2、「その1工区」の鋼管杭を抜いたり再び埋め戻したり


 事実(1)地上部の鋼管は空洞。四段に積み上げられたコンクリートの巨大ブロックはこの空洞の鋼管だけで支えるという。この鋼管は、有事には捥げる(もげる)か拉げる(ひしゃげる)しかないだろう…

事実(2)鋼管杭は下から4D(3.2m)までコンクリートを詰める、中間には掘削して掘り出した土砂(!? 岩盤までの地層をみる事が出来るのだ=ボーリング調査の意味があるのかどうか?=岩盤破片が掘り出されるのかどうか?=めくら打ち優先)を詰め戻す、最上部蓋(ふた 2m)はコンクリート詰め。

事実(3)今年2015年2月に「その1工区」において鋼管杭打設が始まった。予定80本の打ち54本打ち終わった時点で中止されたが54本のうち50本が支持層に届いていなかったからだ。驚くべき事は、岩盤未到達を分かっていながら54本を打ち終わっていたという事実。何なのであろうか?

事実(4)以降7月まで4ヶ月間、不足鋼管の製造と到着を待って工事中断。その間に岩手県は検証のため5地点の追加ボーリング調査を始めた。もともとこの120mの工区間を震災前のたった2地点のボーリング調査を頼って始めた工区であり早くから「鍬ヶ崎の防潮堤を考える会」で異議を申し立てていたものである。この結果論的追加調査を岩手県は「チェックボーリング」といっている。おかしいだろう。当てずっぽのめくら打ちの後でチェックするボーリング調査は…。どうなっているのか? アリバイ作りの臭みだけである…調査の実効性は前と同様に乏しい

事実(5)7月から再開した鋼管杭修正打設は「鍬ヶ崎の防潮堤を考える会」に回答した知事の方法で行われた。県庁本庁県土整備部の八重樫課長は行き当たりばったりに言う「短い鋼管杭は上に鋼管杭を継ぎ足して支持層まで届ける」と。ただし、既打設の寸足らず鋼管杭は地面に喰い込んで溶接作業には低すぎるので一本一本クレーンで引き上げて追加鋼管杭を重ねて溶接、再度地中に打設する。(長いところは地上で切断する=八重樫課長)。もはや 横バネ をいかに利かせるかの問題意識から離れ、単なるコンクリートパイル等の土木工事屋の口先ノウハウである。言い逃れや目先きの調整(利益)に追われて官も民間もなぜ鋼管杭基礎にしたのかの初期動機が完全に忘れ去られている。前提が揺らいでいる

   

埋設鋼管杭を溶接作業するためにクレーンで引く抜く


 事実(6)観察したところ鋼管杭と鋼管抗の溶接は超簡易溶接というべきほどイージーな設え(しつらえ)での溶接であった。上下の鋼管杭は長いクレーンのロープに支えられたままの溶接である。見るからに垂直線にも不安があった。

• **課題 1**
記録の冒頭から「divider: [54, 46, 446, 47]」を含む行までを、一字一句変えずに書き写してください。

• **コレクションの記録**
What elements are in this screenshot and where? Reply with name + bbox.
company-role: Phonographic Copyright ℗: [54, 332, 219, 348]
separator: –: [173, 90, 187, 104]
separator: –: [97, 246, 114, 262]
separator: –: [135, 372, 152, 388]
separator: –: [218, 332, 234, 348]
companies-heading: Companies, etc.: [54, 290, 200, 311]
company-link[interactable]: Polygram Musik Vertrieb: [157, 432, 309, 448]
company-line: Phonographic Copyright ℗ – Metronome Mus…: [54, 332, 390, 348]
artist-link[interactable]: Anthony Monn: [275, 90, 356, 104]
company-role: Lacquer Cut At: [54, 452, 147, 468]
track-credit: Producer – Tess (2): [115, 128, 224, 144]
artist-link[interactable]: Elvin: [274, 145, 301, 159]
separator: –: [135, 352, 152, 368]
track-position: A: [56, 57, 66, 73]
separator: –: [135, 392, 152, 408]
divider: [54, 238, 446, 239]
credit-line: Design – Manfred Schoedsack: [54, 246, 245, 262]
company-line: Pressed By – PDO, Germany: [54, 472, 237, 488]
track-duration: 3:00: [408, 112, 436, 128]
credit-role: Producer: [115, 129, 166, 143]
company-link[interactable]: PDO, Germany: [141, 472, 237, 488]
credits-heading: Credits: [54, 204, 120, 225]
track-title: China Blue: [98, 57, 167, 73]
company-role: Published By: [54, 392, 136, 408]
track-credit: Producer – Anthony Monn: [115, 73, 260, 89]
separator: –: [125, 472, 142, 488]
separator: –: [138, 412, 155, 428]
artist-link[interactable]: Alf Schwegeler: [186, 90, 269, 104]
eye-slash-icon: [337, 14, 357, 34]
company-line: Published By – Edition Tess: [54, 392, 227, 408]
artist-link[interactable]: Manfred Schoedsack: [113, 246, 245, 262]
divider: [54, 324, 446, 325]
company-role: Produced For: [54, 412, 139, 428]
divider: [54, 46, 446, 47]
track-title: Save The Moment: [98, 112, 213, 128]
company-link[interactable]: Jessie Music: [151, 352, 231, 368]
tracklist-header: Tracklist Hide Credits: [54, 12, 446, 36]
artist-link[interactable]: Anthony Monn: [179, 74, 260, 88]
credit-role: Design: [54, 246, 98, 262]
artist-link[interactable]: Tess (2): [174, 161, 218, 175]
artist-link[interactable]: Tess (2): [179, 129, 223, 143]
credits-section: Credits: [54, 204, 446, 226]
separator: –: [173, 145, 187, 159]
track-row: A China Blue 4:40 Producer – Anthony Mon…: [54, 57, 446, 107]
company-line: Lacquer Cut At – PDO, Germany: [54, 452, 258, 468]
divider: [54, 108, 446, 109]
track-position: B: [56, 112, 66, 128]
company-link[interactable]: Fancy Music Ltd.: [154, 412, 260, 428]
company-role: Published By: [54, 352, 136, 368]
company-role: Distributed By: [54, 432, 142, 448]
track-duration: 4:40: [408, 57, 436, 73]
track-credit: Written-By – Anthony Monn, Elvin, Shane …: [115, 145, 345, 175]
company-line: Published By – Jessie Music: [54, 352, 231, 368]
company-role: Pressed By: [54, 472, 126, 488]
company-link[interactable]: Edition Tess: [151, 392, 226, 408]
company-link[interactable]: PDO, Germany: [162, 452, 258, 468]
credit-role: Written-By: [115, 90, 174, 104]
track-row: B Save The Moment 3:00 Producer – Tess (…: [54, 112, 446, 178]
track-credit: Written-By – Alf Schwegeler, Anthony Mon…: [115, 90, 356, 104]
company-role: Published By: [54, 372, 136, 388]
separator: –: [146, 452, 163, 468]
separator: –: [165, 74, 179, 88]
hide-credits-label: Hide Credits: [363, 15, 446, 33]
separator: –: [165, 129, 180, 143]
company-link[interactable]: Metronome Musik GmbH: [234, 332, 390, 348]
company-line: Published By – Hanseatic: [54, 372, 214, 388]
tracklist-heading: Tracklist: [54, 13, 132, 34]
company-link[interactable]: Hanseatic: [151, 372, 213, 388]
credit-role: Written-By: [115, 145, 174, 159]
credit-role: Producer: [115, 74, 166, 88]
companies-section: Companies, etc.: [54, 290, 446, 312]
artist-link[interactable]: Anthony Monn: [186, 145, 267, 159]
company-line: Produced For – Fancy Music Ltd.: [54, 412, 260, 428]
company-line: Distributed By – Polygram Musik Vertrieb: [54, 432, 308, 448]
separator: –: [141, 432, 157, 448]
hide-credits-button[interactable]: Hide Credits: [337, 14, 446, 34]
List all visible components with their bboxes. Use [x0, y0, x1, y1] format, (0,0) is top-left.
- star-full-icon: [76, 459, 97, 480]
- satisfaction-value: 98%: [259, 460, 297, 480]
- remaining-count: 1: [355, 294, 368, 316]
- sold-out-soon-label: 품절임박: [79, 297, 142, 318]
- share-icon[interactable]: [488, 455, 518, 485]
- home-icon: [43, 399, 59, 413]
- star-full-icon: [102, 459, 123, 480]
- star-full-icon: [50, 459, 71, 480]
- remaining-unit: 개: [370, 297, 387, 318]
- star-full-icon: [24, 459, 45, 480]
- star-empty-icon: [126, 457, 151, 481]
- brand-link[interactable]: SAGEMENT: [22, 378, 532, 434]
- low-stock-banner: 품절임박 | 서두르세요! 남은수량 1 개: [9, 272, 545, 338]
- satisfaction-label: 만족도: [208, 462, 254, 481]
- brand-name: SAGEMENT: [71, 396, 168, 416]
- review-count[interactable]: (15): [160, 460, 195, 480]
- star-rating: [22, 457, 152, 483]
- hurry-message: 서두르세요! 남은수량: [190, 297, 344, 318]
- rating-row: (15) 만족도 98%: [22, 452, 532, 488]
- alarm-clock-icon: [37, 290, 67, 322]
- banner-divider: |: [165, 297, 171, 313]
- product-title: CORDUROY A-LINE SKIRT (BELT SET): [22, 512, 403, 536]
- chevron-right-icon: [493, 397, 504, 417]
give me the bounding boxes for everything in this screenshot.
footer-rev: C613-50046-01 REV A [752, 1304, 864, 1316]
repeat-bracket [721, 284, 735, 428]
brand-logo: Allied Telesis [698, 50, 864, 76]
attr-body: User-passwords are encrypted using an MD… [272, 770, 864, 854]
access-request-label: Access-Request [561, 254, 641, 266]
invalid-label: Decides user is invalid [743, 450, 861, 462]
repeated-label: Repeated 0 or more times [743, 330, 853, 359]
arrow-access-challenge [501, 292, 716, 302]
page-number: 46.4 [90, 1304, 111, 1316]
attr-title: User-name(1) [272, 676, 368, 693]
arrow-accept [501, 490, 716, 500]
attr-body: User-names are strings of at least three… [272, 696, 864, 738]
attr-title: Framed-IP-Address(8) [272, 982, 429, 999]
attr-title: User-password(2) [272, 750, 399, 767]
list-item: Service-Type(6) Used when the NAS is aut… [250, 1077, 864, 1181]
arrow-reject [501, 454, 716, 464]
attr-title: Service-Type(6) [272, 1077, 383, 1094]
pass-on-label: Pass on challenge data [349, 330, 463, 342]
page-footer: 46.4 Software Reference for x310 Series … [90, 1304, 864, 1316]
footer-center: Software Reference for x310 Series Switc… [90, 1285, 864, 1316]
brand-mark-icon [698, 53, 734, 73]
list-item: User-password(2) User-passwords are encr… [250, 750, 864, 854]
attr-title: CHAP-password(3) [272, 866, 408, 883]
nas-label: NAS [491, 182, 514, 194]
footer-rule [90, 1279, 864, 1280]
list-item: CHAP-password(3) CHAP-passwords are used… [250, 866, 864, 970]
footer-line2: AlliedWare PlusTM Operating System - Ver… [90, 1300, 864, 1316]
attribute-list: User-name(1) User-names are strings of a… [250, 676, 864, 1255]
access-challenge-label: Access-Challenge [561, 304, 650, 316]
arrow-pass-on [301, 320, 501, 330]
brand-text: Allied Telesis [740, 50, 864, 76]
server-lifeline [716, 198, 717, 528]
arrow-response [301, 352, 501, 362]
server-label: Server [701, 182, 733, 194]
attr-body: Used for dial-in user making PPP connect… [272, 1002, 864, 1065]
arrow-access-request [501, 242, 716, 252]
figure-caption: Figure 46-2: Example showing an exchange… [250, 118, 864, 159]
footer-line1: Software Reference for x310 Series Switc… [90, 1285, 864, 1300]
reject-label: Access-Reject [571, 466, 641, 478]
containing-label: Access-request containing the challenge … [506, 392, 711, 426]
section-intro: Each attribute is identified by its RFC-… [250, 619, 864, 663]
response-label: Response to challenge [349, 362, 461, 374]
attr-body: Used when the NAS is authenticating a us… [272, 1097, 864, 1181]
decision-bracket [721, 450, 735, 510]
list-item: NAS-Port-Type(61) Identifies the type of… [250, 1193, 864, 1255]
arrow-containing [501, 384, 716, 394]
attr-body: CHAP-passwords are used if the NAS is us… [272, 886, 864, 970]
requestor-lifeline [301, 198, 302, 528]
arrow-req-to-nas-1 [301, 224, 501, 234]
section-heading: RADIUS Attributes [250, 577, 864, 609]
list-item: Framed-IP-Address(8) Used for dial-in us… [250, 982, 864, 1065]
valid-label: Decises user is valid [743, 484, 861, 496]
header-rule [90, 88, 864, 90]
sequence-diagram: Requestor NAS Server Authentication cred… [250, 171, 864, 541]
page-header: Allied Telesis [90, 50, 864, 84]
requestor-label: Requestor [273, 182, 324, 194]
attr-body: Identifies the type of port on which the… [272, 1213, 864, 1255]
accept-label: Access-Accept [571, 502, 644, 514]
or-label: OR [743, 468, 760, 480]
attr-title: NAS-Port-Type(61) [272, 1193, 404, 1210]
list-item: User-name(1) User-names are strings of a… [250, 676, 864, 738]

• **課題 2**
本文によると、「その1工区」の鋼管杭打設は何本を打ち終えた時点で中止されましたか。

• **解答全文 1**
What elements are in this screenshot and where? Reply with name + bbox.
company-role: Phonographic Copyright ℗: [54, 332, 219, 348]
separator: –: [173, 90, 187, 104]
separator: –: [97, 246, 114, 262]
separator: –: [135, 372, 152, 388]
separator: –: [218, 332, 234, 348]
companies-heading: Companies, etc.: [54, 290, 200, 311]
company-link[interactable]: Polygram Musik Vertrieb: [157, 432, 309, 448]
company-line: Phonographic Copyright ℗ – Metronome Mus…: [54, 332, 390, 348]
artist-link[interactable]: Anthony Monn: [275, 90, 356, 104]
company-role: Lacquer Cut At: [54, 452, 147, 468]
track-credit: Producer – Tess (2): [115, 128, 224, 144]
artist-link[interactable]: Elvin: [274, 145, 301, 159]
separator: –: [135, 352, 152, 368]
track-position: A: [56, 57, 66, 73]
separator: –: [135, 392, 152, 408]
divider: [54, 238, 446, 239]
credit-line: Design – Manfred Schoedsack: [54, 246, 245, 262]
company-line: Pressed By – PDO, Germany: [54, 472, 237, 488]
track-duration: 3:00: [408, 112, 436, 128]
credit-role: Producer: [115, 129, 166, 143]
company-link[interactable]: PDO, Germany: [141, 472, 237, 488]
credits-heading: Credits: [54, 204, 120, 225]
track-title: China Blue: [98, 57, 167, 73]
company-role: Published By: [54, 392, 136, 408]
track-credit: Producer – Anthony Monn: [115, 73, 260, 89]
separator: –: [125, 472, 142, 488]
separator: –: [138, 412, 155, 428]
artist-link[interactable]: Alf Schwegeler: [186, 90, 269, 104]
eye-slash-icon: [337, 14, 357, 34]
company-line: Published By – Edition Tess: [54, 392, 227, 408]
artist-link[interactable]: Manfred Schoedsack: [113, 246, 245, 262]
divider: [54, 324, 446, 325]
company-role: Produced For: [54, 412, 139, 428]
divider: [54, 46, 446, 47]

• **解答全文 2**
予定80本のうち54本を打ち終えた時点で中止されました。